--- What to do ---
Repeat the listing in full, preserving every character.

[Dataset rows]
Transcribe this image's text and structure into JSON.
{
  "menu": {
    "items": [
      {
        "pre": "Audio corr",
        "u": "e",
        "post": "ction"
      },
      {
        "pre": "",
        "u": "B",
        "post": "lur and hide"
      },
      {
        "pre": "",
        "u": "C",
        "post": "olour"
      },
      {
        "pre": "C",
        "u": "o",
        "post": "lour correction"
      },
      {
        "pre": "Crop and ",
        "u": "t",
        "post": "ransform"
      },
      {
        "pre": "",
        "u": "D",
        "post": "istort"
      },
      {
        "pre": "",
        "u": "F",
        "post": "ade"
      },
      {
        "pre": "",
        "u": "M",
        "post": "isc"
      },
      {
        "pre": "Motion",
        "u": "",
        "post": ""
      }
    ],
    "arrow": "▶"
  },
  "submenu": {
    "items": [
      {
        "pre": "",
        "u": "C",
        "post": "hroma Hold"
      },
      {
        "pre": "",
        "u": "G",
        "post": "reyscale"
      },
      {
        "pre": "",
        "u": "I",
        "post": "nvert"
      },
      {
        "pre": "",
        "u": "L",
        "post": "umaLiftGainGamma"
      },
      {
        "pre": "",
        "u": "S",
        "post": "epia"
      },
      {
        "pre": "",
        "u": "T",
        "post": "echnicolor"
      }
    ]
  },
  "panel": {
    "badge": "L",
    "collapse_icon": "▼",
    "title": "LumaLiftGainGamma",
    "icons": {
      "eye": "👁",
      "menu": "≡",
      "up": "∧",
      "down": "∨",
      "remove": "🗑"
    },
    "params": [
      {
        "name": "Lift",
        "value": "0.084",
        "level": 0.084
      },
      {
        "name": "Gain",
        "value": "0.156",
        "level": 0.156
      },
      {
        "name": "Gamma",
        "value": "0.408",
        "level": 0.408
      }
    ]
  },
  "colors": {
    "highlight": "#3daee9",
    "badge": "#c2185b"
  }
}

--- Solution to this problem ---
Transcribe this image's text and structure into JSON.
{
  "menu": {
    "items": [
      {
        "pre": "Audio corr",
        "u": "e",
        "post": "ction"
      },
      {
        "pre": "",
        "u": "B",
        "post": "lur and hide"
      },
      {
        "pre": "",
        "u": "C",
        "post": "olour"
      },
      {
        "pre": "C",
        "u": "o",
        "post": "lour correction"
      },
      {
        "pre": "Crop and ",
        "u": "t",
        "post": "ransform"
      },
      {
        "pre": "",
        "u": "D",
        "post": "istort"
      },
      {
        "pre": "",
        "u": "F",
        "post": "ade"
      },
      {
        "pre": "",
        "u": "M",
        "post": "isc"
      },
      {
        "pre": "Motion",
        "u": "",
        "post": ""
      }
    ],
    "arrow": "▶"
  },
  "submenu": {
    "items": [
      {
        "pre": "",
        "u": "C",
        "post": "hroma Hold"
      },
      {
        "pre": "",
        "u": "G",
        "post": "reyscale"
      },
      {
        "pre": "",
        "u": "I",
        "post": "nvert"
      },
      {
        "pre": "",
        "u": "L",
        "post": "umaLiftGainGamma"
      },
      {
        "pre": "",
        "u": "S",
        "post": "epia"
      },
      {
        "pre": "",
        "u": "T",
        "post": "echnicolor"
      }
    ]
  },
  "panel": {
    "badge": "L",
    "collapse_icon": "▼",
    "title": "LumaLiftGainGamma",
    "icons": {
      "eye": "👁",
      "menu": "≡",
      "up": "∧",
      "down": "∨",
      "remove": "🗑"
    },
    "params": [
      {
        "name": "Lift",
        "value": "0.084",
        "level": 0.084
      },
      {
        "name": "Gain",
        "value": "0.156",
        "level": 0.156
      },
      {
        "name": "Gamma",
        "value": "0.408",
        "level": 0.408
      }
    ]
  },
  "colors": {
    "highlight": "#3daee9",
    "badge": "#c2185b"
  }
}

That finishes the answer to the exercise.